(Instruction)
The data below must be copied in full and without any change.

(Stored items)

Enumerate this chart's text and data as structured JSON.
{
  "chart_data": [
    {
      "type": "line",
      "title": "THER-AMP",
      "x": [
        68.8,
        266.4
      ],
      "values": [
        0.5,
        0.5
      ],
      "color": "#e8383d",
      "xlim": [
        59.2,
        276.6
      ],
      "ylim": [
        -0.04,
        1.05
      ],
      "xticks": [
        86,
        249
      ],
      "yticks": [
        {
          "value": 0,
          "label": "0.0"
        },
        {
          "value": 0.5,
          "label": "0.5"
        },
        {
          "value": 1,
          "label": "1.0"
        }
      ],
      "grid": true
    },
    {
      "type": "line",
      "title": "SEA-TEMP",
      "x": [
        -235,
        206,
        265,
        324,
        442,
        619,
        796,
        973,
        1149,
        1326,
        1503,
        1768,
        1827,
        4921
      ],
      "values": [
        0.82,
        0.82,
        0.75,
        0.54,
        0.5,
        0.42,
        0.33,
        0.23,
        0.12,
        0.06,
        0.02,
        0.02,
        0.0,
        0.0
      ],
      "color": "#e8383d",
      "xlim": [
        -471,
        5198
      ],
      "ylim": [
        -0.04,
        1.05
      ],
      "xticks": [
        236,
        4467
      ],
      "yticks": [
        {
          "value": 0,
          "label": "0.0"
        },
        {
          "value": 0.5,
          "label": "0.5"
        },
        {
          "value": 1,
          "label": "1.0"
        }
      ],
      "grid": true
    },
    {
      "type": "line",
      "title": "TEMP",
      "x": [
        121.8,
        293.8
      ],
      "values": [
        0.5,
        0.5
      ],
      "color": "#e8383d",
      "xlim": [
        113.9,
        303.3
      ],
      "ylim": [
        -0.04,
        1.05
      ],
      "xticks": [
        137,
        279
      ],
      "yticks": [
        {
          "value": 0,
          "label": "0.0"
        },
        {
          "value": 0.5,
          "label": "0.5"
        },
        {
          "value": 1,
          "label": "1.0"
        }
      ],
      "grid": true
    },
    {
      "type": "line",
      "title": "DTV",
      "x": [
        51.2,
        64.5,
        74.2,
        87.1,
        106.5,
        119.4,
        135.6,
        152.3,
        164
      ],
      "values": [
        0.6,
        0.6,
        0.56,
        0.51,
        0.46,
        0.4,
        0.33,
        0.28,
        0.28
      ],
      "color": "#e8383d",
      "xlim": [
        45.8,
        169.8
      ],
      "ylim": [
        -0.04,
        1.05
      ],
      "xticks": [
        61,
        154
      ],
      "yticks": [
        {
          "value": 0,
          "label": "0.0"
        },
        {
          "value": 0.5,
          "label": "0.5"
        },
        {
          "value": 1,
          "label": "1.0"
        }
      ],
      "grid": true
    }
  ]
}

(Task response)
Enumerate this chart's text and data as structured JSON.
{
  "chart_data": [
    {
      "type": "line",
      "title": "THER-AMP",
      "x": [
        68.8,
        266.4
      ],
      "values": [
        0.5,
        0.5
      ],
      "color": "#e8383d",
      "xlim": [
        59.2,
        276.6
      ],
      "ylim": [
        -0.04,
        1.05
      ],
      "xticks": [
        86,
        249
      ],
      "yticks": [
        {
          "value": 0,
          "label": "0.0"
        },
        {
          "value": 0.5,
          "label": "0.5"
        },
        {
          "value": 1,
          "label": "1.0"
        }
      ],
      "grid": true
    },
    {
      "type": "line",
      "title": "SEA-TEMP",
      "x": [
        -235,
        206,
        265,
        324,
        442,
        619,
        796,
        973,
        1149,
        1326,
        1503,
        1768,
        1827,
        4921
      ],
      "values": [
        0.82,
        0.82,
        0.75,
        0.54,
        0.5,
        0.42,
        0.33,
        0.23,
        0.12,
        0.06,
        0.02,
        0.02,
        0.0,
        0.0
      ],
      "color": "#e8383d",
      "xlim": [
        -471,
        5198
      ],
      "ylim": [
        -0.04,
        1.05
      ],
      "xticks": [
        236,
        4467
      ],
      "yticks": [
        {
          "value": 0,
          "label": "0.0"
        },
        {
          "value": 0.5,
          "label": "0.5"
        },
        {
          "value": 1,
          "label": "1.0"
        }
      ],
      "grid": true
    },
    {
      "type": "line",
      "title": "TEMP",
      "x": [
        121.8,
        293.8
      ],
      "values": [
        0.5,
        0.5
      ],
      "color": "#e8383d",
      "xlim": [
        113.9,
        303.3
      ],
      "ylim": [
        -0.04,
        1.05
      ],
      "xticks": [
        137,
        279
      ],
      "yticks": [
        {
          "value": 0,
          "label": "0.0"
        },
        {
          "value": 0.5,
          "label": "0.5"
        },
        {
          "value": 1,
          "label": "1.0"
        }
      ],
      "grid": true
    },
    {
      "type": "line",
      "title": "DTV",
      "x": [
        51.2,
        64.5,
        74.2,
        87.1,
        106.5,
        119.4,
        135.6,
        152.3,
        164
      ],
      "values": [
        0.6,
        0.6,
        0.56,
        0.51,
        0.46,
        0.4,
        0.33,
        0.28,
        0.28
      ],
      "color": "#e8383d",
      "xlim": [
        45.8,
        169.8
      ],
      "ylim": [
        -0.04,
        1.05
      ],
      "xticks": [
        61,
        154
      ],
      "yticks": [
        {
          "value": 0,
          "label": "0.0"
        },
        {
          "value": 0.5,
          "label": "0.5"
        },
        {
          "value": 1,
          "label": "1.0"
        }
      ],
      "grid": true
    }
  ]
}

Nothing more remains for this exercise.